- **Task instructions**
Provide an exact copy of the data, excluding the images.

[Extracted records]
##############################
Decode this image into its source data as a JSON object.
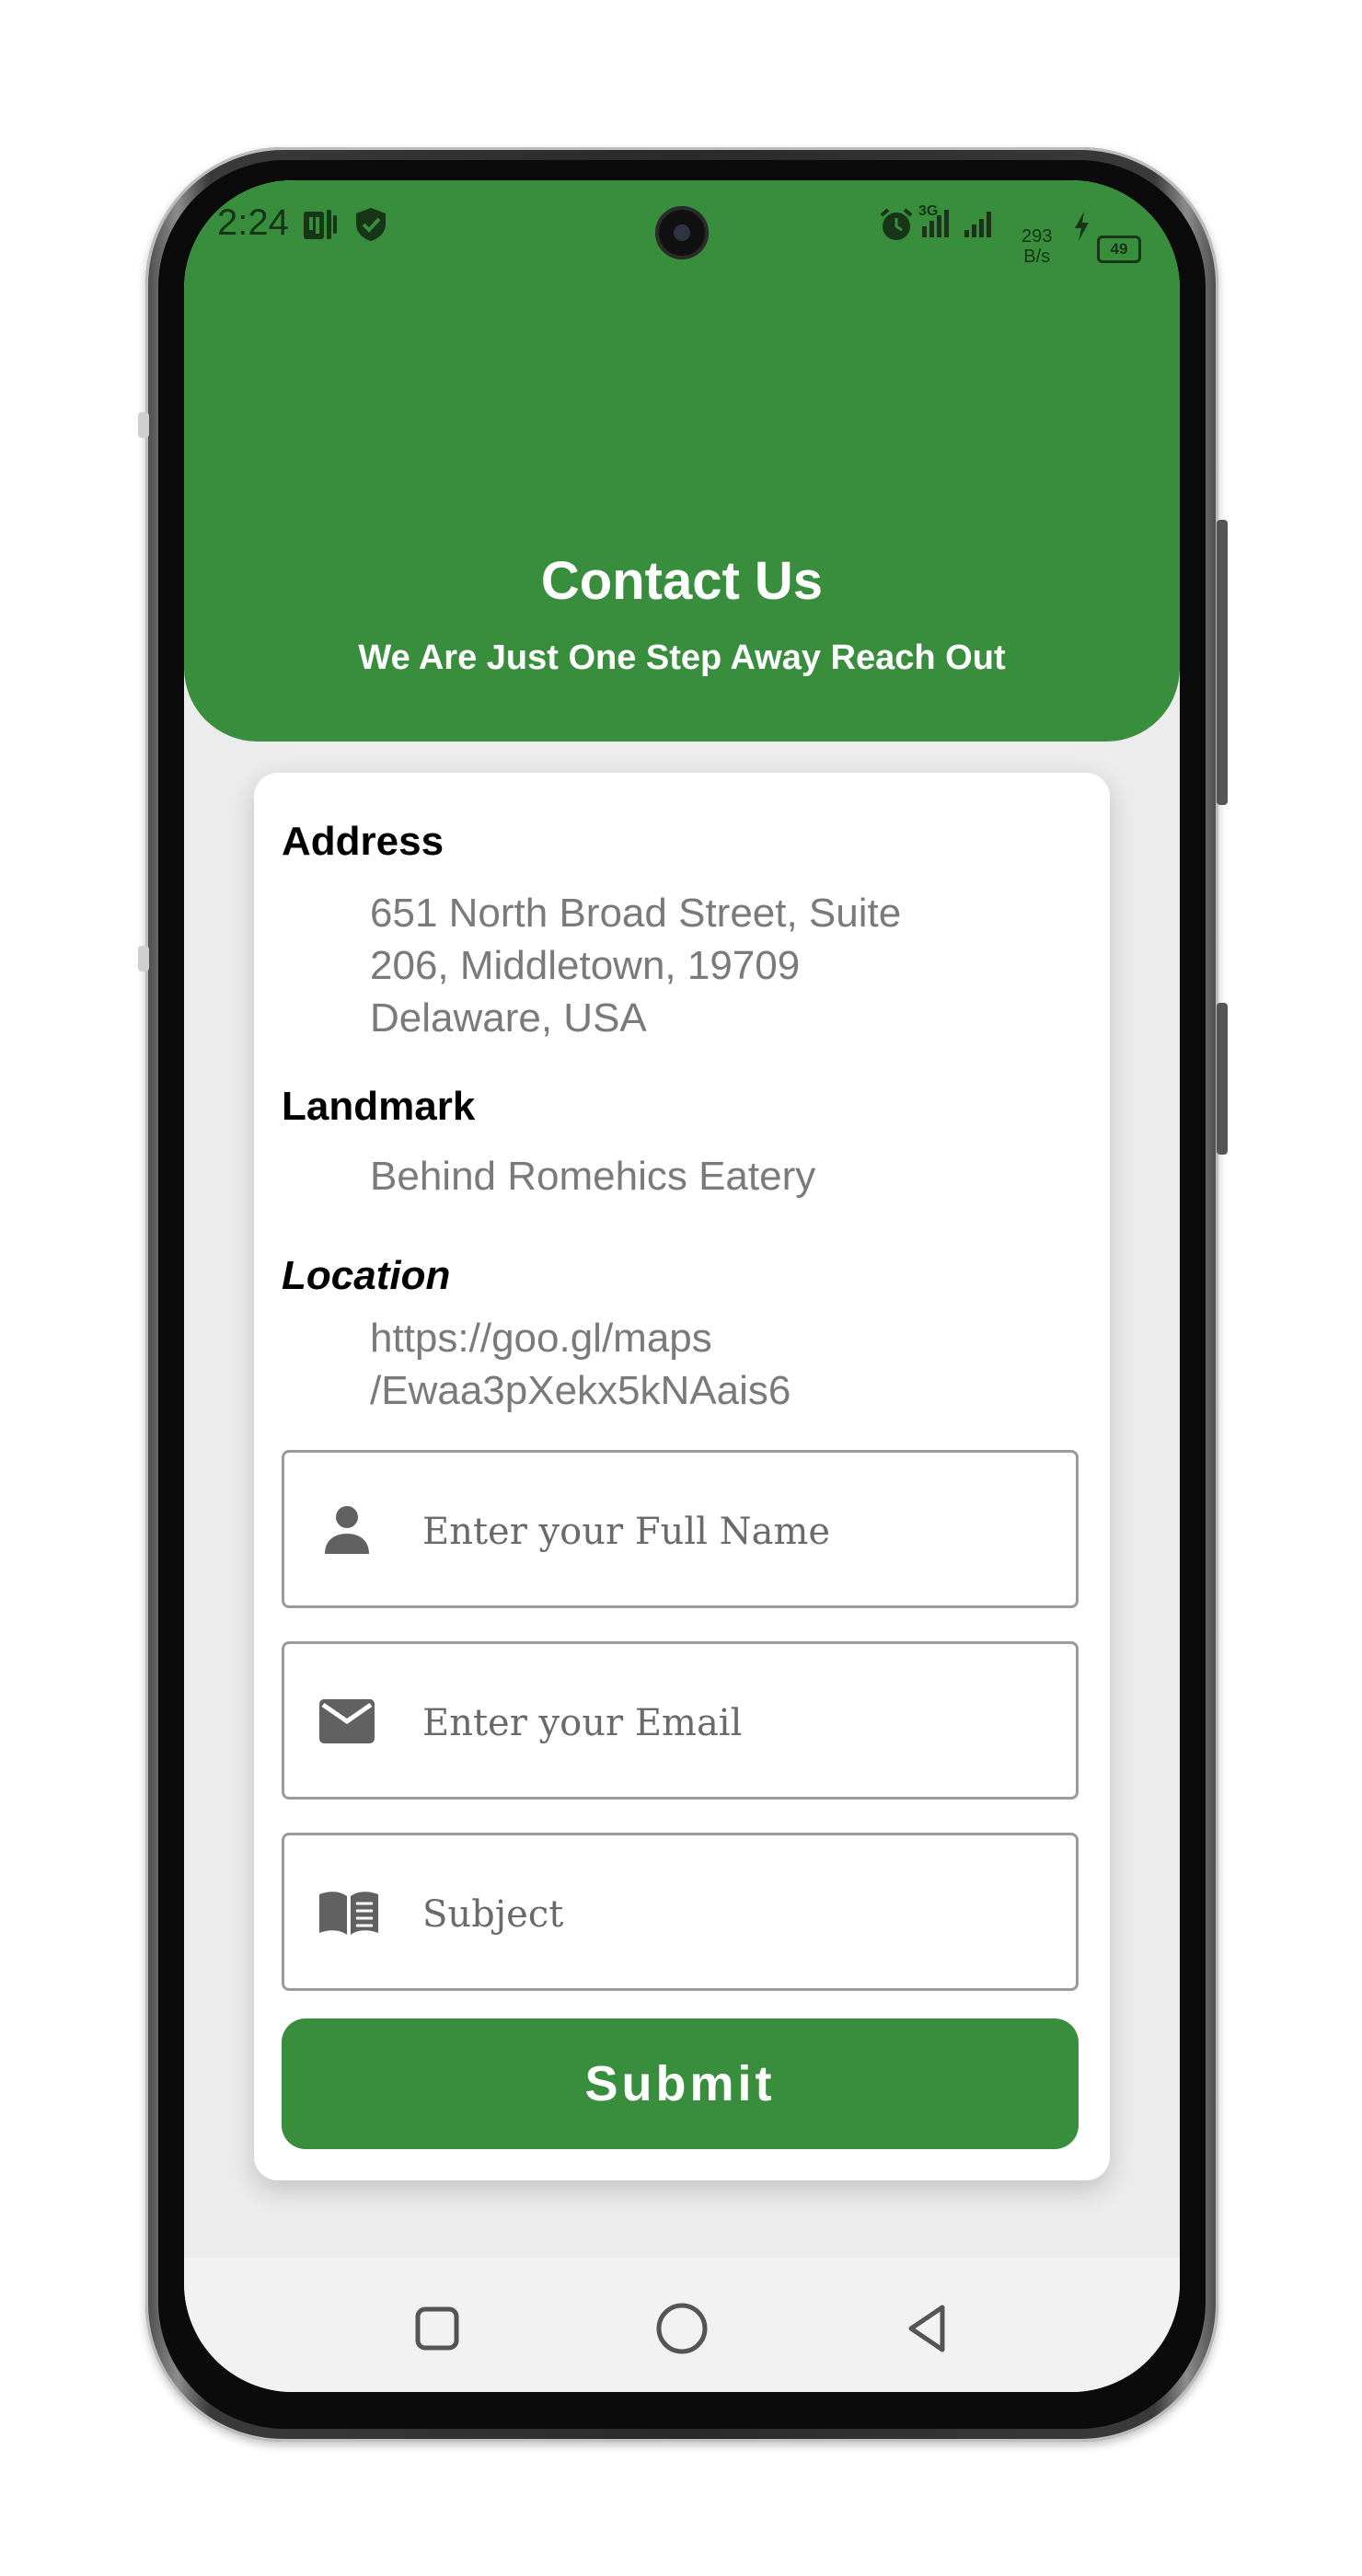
{
  "status_bar": {
    "time": "2:24",
    "net_speed_value": "293",
    "net_speed_unit": "B/s",
    "signal_label": "3G",
    "battery": "49"
  },
  "header": {
    "title": "Contact Us",
    "subtitle": "We Are Just One Step Away Reach Out",
    "color": "#388e3c"
  },
  "info": {
    "address_label": "Address",
    "address_line1": "651 North Broad Street, Suite",
    "address_line2": "206, Middletown, 19709",
    "address_line3": "Delaware, USA",
    "landmark_label": "Landmark",
    "landmark_value": "Behind Romehics Eatery",
    "location_label": "Location",
    "location_line1": "https://goo.gl/maps",
    "location_line2": "/Ewaa3pXekx5kNAais6"
  },
  "form": {
    "name_placeholder": "Enter your Full Name",
    "name_icon": "person-icon",
    "email_placeholder": "Enter your Email",
    "email_icon": "envelope-icon",
    "subject_placeholder": "Subject",
    "subject_icon": "book-icon",
    "submit_label": "Submit"
  },
  "nav": {
    "recents_icon": "square-icon",
    "home_icon": "circle-icon",
    "back_icon": "triangle-back-icon"
  }
}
##############################
- **The answer**
Decode this image into its source data as a JSON object.
{
  "status_bar": {
    "time": "2:24",
    "net_speed_value": "293",
    "net_speed_unit": "B/s",
    "signal_label": "3G",
    "battery": "49"
  },
  "header": {
    "title": "Contact Us",
    "subtitle": "We Are Just One Step Away Reach Out",
    "color": "#388e3c"
  },
  "info": {
    "address_label": "Address",
    "address_line1": "651 North Broad Street, Suite",
    "address_line2": "206, Middletown, 19709",
    "address_line3": "Delaware, USA",
    "landmark_label": "Landmark",
    "landmark_value": "Behind Romehics Eatery",
    "location_label": "Location",
    "location_line1": "https://goo.gl/maps",
    "location_line2": "/Ewaa3pXekx5kNAais6"
  },
  "form": {
    "name_placeholder": "Enter your Full Name",
    "name_icon": "person-icon",
    "email_placeholder": "Enter your Email",
    "email_icon": "envelope-icon",
    "subject_placeholder": "Subject",
    "subject_icon": "book-icon",
    "submit_label": "Submit"
  },
  "nav": {
    "recents_icon": "square-icon",
    "home_icon": "circle-icon",
    "back_icon": "triangle-back-icon"
  }
}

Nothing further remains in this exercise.